* [What the exercise asks]: Only the number is wanted: how many lines contain the word "subtitle"?

[Figure collection entries]
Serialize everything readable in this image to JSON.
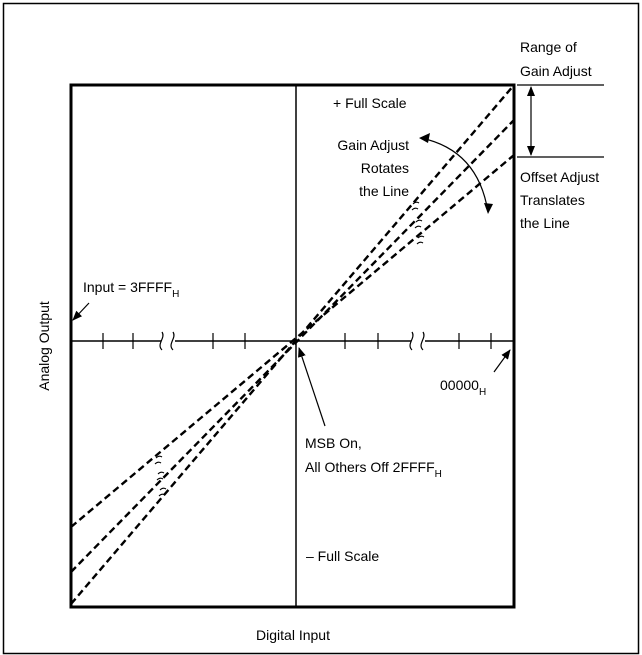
{
  "labels": {
    "range_of_gain_adjust_line1": "Range of",
    "range_of_gain_adjust_line2": "Gain Adjust",
    "plus_full_scale": "+ Full Scale",
    "gain_adjust_line1": "Gain Adjust",
    "gain_adjust_line2": "Rotates",
    "gain_adjust_line3": "the Line",
    "offset_adjust_line1": "Offset Adjust",
    "offset_adjust_line2": "Translates",
    "offset_adjust_line3": "the Line",
    "input_code_main": "Input = 3FFFF",
    "input_code_sub": "H",
    "zero_code_main": "00000",
    "zero_code_sub": "H",
    "msb_line1": "MSB On,",
    "msb_line2_main": "All Others Off 2FFFF",
    "msb_line2_sub": "H",
    "minus_full_scale": "– Full Scale",
    "y_axis_title": "Analog Output",
    "x_axis_title": "Digital Input"
  },
  "colors": {
    "ink": "#000000",
    "background": "#ffffff"
  }
}
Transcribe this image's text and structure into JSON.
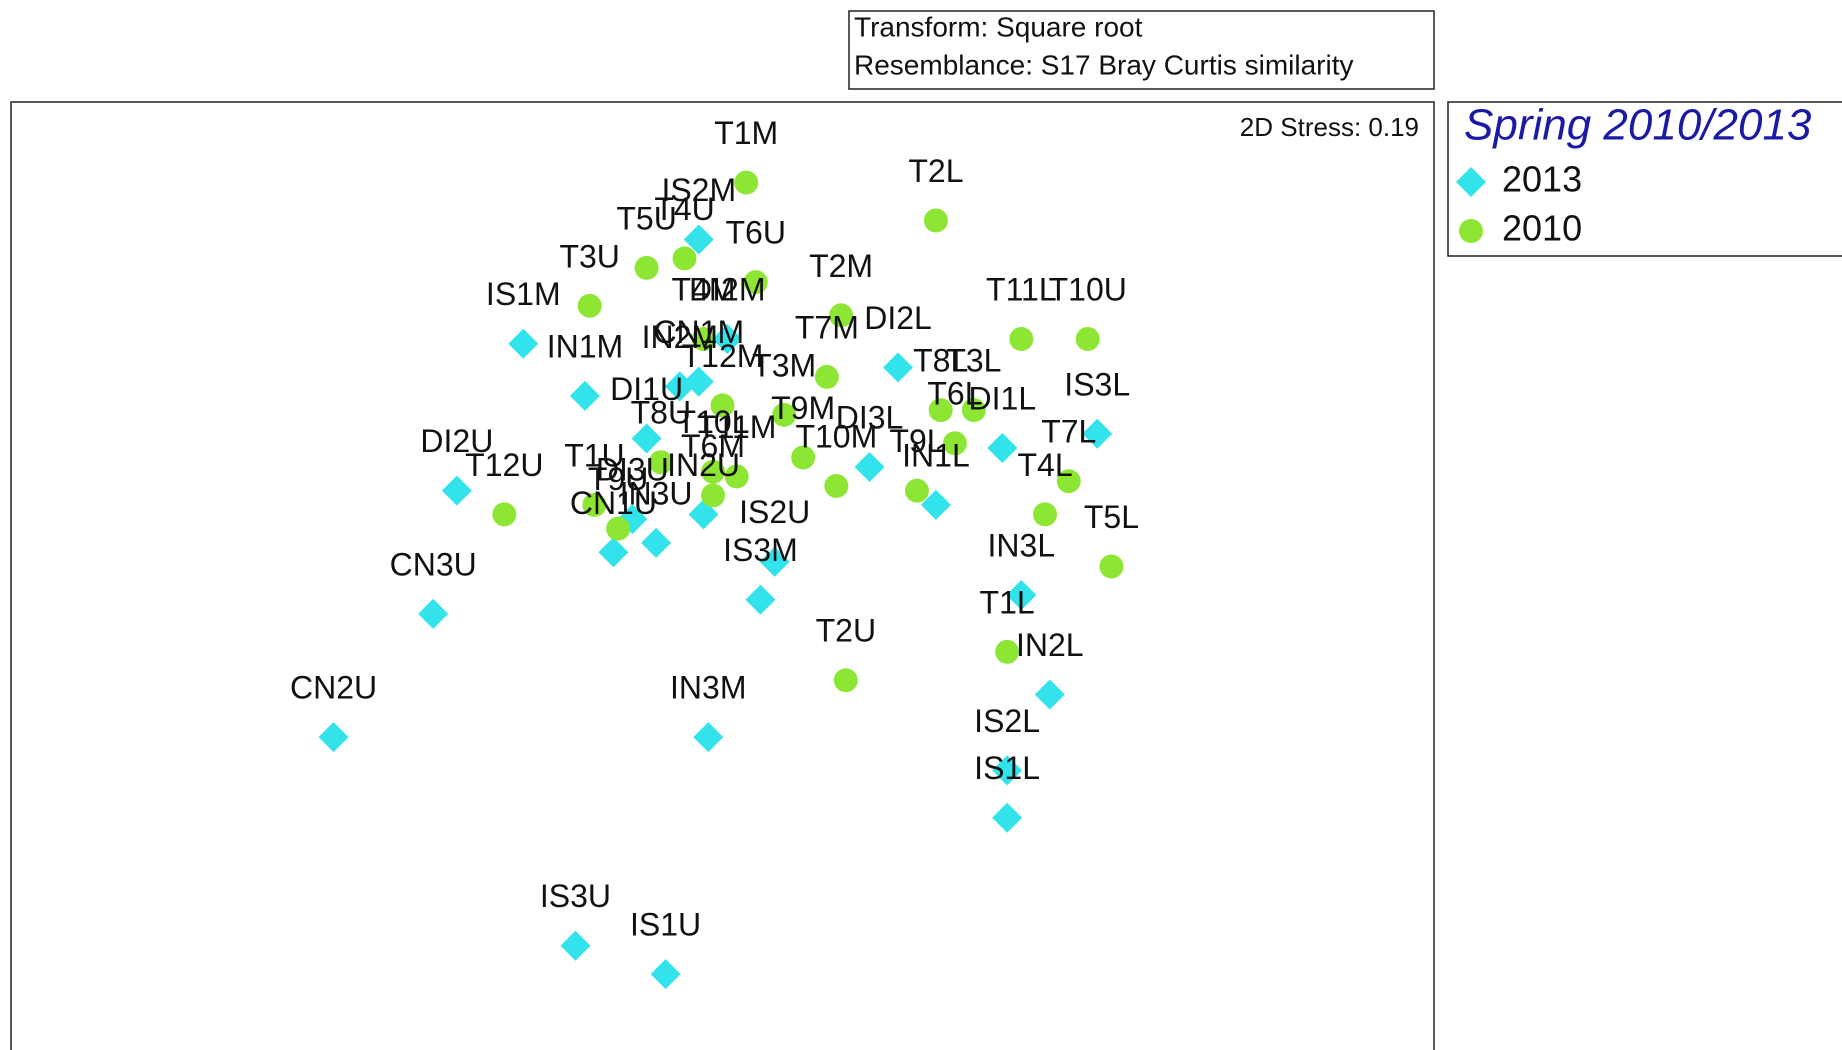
{
  "chart_data": {
    "type": "scatter",
    "annotations": [
      "Transform: Square root",
      "Resemblance: S17 Bray Curtis similarity"
    ],
    "stress": "2D Stress: 0.19",
    "legend_title": "Spring 2010/2013",
    "legend": "outside-right",
    "xlim": [
      -1.5,
      1.5
    ],
    "ylim": [
      -1,
      1
    ],
    "series": [
      {
        "name": "2013",
        "color": "#33e3ec",
        "marker": "diamond",
        "labels": [
          "IS1M",
          "IN1M",
          "DI2U",
          "CN3U",
          "CN2U",
          "IN3M",
          "IS3U",
          "IS1U",
          "IS3M",
          "IS2U",
          "IS2M",
          "IS3L",
          "IN3L",
          "IN2L",
          "IS2L",
          "IS1L",
          "IN1L",
          "DI1L",
          "DI2L",
          "DI1U",
          "IN2M",
          "CN1M",
          "DI2M",
          "DI3L",
          "CN1U",
          "IN3U",
          "IN2U",
          "DI3U"
        ],
        "x": [
          -0.42,
          -0.29,
          -0.56,
          -0.61,
          -0.82,
          -0.03,
          -0.31,
          -0.12,
          0.08,
          0.11,
          -0.05,
          0.79,
          0.63,
          0.69,
          0.6,
          0.6,
          0.45,
          0.59,
          0.37,
          -0.16,
          -0.09,
          -0.05,
          0.01,
          0.31,
          -0.23,
          -0.14,
          -0.04,
          -0.19
        ],
        "y": [
          0.49,
          0.38,
          0.18,
          -0.08,
          -0.34,
          -0.34,
          -0.78,
          -0.84,
          -0.05,
          0.03,
          0.71,
          0.3,
          -0.04,
          -0.25,
          -0.41,
          -0.51,
          0.15,
          0.27,
          0.44,
          0.29,
          0.4,
          0.41,
          0.5,
          0.23,
          0.05,
          0.07,
          0.13,
          0.12
        ]
      },
      {
        "name": "2010",
        "color": "#8ee634",
        "marker": "circle",
        "labels": [
          "T1M",
          "T2L",
          "T6U",
          "T5U",
          "T4U",
          "T3U",
          "T2M",
          "T11L",
          "T10U",
          "T7L",
          "T4L",
          "T5L",
          "T1L",
          "T2U",
          "T12U",
          "T9L",
          "T8L",
          "T3L",
          "T6L",
          "T7M",
          "T4M",
          "T3M",
          "T9M",
          "T10M",
          "T11M",
          "T10L",
          "T12M",
          "T6M",
          "T8U",
          "T9U",
          "T1U"
        ],
        "x": [
          0.05,
          0.45,
          0.07,
          -0.16,
          -0.08,
          -0.28,
          0.25,
          0.63,
          0.77,
          0.73,
          0.68,
          0.82,
          0.6,
          0.26,
          -0.46,
          0.41,
          0.46,
          0.53,
          0.49,
          0.22,
          -0.04,
          0.13,
          0.17,
          0.24,
          0.03,
          -0.02,
          0.0,
          -0.02,
          -0.13,
          -0.22,
          -0.27
        ],
        "y": [
          0.83,
          0.75,
          0.62,
          0.65,
          0.67,
          0.57,
          0.55,
          0.5,
          0.5,
          0.2,
          0.13,
          0.02,
          -0.16,
          -0.22,
          0.13,
          0.18,
          0.35,
          0.35,
          0.28,
          0.42,
          0.5,
          0.34,
          0.25,
          0.19,
          0.21,
          0.22,
          0.36,
          0.17,
          0.24,
          0.1,
          0.15
        ]
      }
    ]
  }
}
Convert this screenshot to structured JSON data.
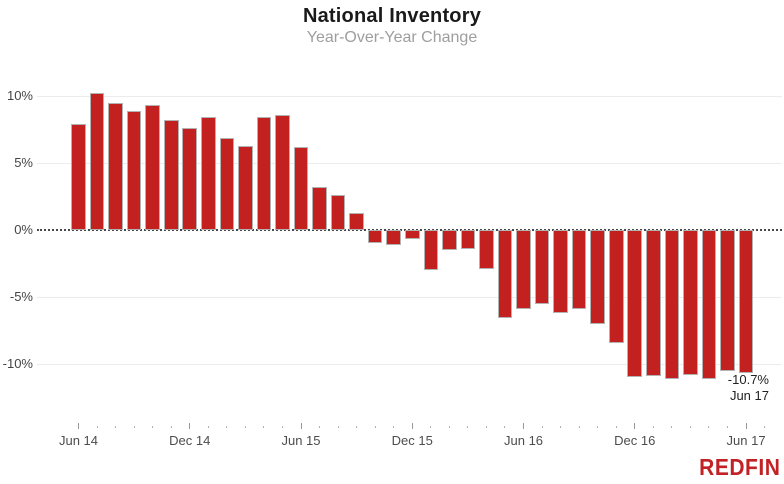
{
  "header": {
    "title": "National Inventory",
    "subtitle": "Year-Over-Year Change"
  },
  "annotation": {
    "value": "-10.7%",
    "date": "Jun 17"
  },
  "branding": {
    "logo_text": "REDFIN",
    "logo_color": "#c22126"
  },
  "colors": {
    "bar_fill": "#c3211f",
    "bar_border": "#b3b3b3",
    "gridline": "#ececec",
    "zero_line": "#4a4a4a",
    "y_axis_label": "#444444",
    "x_axis_label": "#4d4d4d",
    "title": "#1a1a1a",
    "subtitle": "#9e9e9e",
    "annotation_text": "#222222"
  },
  "chart_data": {
    "type": "bar",
    "title": "National Inventory",
    "subtitle": "Year-Over-Year Change",
    "xlabel": "",
    "ylabel": "",
    "unit": "%",
    "grid": "horizontal",
    "legend": null,
    "zero_line_style": "dotted",
    "bar_color": "#c3211f",
    "categories": [
      "Jun 14",
      "Jul 14",
      "Aug 14",
      "Sep 14",
      "Oct 14",
      "Nov 14",
      "Dec 14",
      "Jan 15",
      "Feb 15",
      "Mar 15",
      "Apr 15",
      "May 15",
      "Jun 15",
      "Jul 15",
      "Aug 15",
      "Sep 15",
      "Oct 15",
      "Nov 15",
      "Dec 15",
      "Jan 16",
      "Feb 16",
      "Mar 16",
      "Apr 16",
      "May 16",
      "Jun 16",
      "Jul 16",
      "Aug 16",
      "Sep 16",
      "Oct 16",
      "Nov 16",
      "Dec 16",
      "Jan 17",
      "Feb 17",
      "Mar 17",
      "Apr 17",
      "May 17",
      "Jun 17"
    ],
    "values": [
      7.9,
      10.2,
      9.5,
      8.9,
      9.3,
      8.2,
      7.6,
      8.4,
      6.9,
      6.3,
      8.4,
      8.6,
      6.2,
      3.2,
      2.6,
      1.3,
      -1.0,
      -1.1,
      -0.7,
      -3.0,
      -1.5,
      -1.4,
      -2.9,
      -6.6,
      -5.9,
      -5.5,
      -6.2,
      -5.9,
      -7.0,
      -8.4,
      -11.0,
      -10.9,
      -11.1,
      -10.8,
      -11.1,
      -10.5,
      -10.7
    ],
    "y_axis": {
      "ticks": [
        10,
        5,
        0,
        -5,
        -10
      ],
      "tick_labels": [
        "10%",
        "5%",
        "0%",
        "-5%",
        "-10%"
      ],
      "range_shown": [
        -12,
        11.5
      ]
    },
    "x_axis": {
      "labeled_categories": [
        "Jun 14",
        "Dec 14",
        "Jun 15",
        "Dec 15",
        "Jun 16",
        "Dec 16",
        "Jun 17"
      ],
      "label_every_n_months": 6
    },
    "annotations": [
      {
        "line1": "-10.7%",
        "line2": "Jun 17",
        "target_category": "Jun 17"
      }
    ]
  }
}
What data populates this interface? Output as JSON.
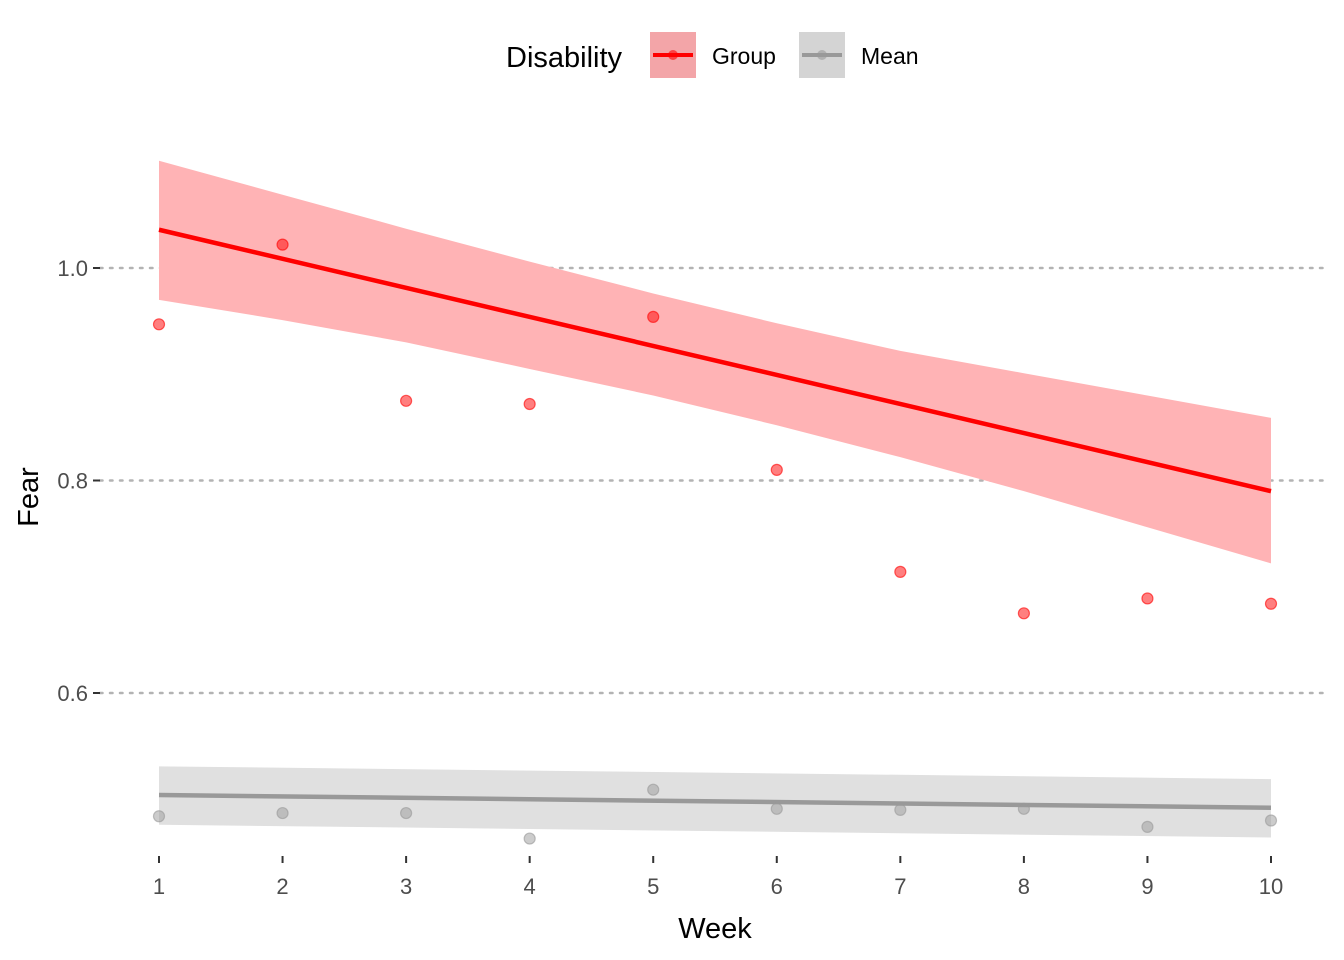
{
  "chart_data": {
    "type": "scatter",
    "title": "",
    "xlabel": "Week",
    "ylabel": "Fear",
    "xlim": [
      0.97,
      10.4
    ],
    "ylim": [
      0.445,
      1.125
    ],
    "x_ticks": [
      1,
      2,
      3,
      4,
      5,
      6,
      7,
      8,
      9,
      10
    ],
    "x_tick_labels": [
      "1",
      "2",
      "3",
      "4",
      "5",
      "6",
      "7",
      "8",
      "9",
      "10"
    ],
    "y_ticks": [
      0.6,
      0.8,
      1.0
    ],
    "y_tick_labels": [
      "0.6",
      "0.8",
      "1.0"
    ],
    "grid": "horizontal dotted at y ticks",
    "legend": {
      "title": "Disability",
      "position": "top",
      "entries": [
        "Group",
        "Mean"
      ]
    },
    "series": [
      {
        "name": "Group",
        "color": "#ff0000",
        "band_color": "#ffb3b5",
        "points": [
          {
            "x": 1,
            "y": 0.947
          },
          {
            "x": 2,
            "y": 1.022
          },
          {
            "x": 3,
            "y": 0.875
          },
          {
            "x": 4,
            "y": 0.872
          },
          {
            "x": 5,
            "y": 0.954
          },
          {
            "x": 6,
            "y": 0.81
          },
          {
            "x": 7,
            "y": 0.714
          },
          {
            "x": 8,
            "y": 0.675
          },
          {
            "x": 9,
            "y": 0.689
          },
          {
            "x": 10,
            "y": 0.684
          }
        ],
        "trend": {
          "x": [
            1,
            10
          ],
          "y": [
            1.036,
            0.79
          ]
        },
        "confidence_band": {
          "x": [
            1,
            2,
            3,
            4,
            5,
            6,
            7,
            8,
            9,
            10
          ],
          "upper": [
            1.101,
            1.069,
            1.037,
            1.006,
            0.976,
            0.948,
            0.922,
            0.901,
            0.88,
            0.859
          ],
          "lower": [
            0.97,
            0.951,
            0.93,
            0.905,
            0.88,
            0.852,
            0.822,
            0.79,
            0.756,
            0.722
          ]
        }
      },
      {
        "name": "Mean",
        "color": "#999999",
        "band_color": "#e0e0e0",
        "points": [
          {
            "x": 1,
            "y": 0.484
          },
          {
            "x": 2,
            "y": 0.487
          },
          {
            "x": 3,
            "y": 0.487
          },
          {
            "x": 4,
            "y": 0.463
          },
          {
            "x": 5,
            "y": 0.509
          },
          {
            "x": 6,
            "y": 0.491
          },
          {
            "x": 7,
            "y": 0.49
          },
          {
            "x": 8,
            "y": 0.491
          },
          {
            "x": 9,
            "y": 0.474
          },
          {
            "x": 10,
            "y": 0.48
          }
        ],
        "trend": {
          "x": [
            1,
            10
          ],
          "y": [
            0.504,
            0.492
          ]
        },
        "confidence_band": {
          "x": [
            1,
            10
          ],
          "upper": [
            0.531,
            0.519
          ],
          "lower": [
            0.476,
            0.464
          ]
        }
      }
    ]
  }
}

* [Reply]: 3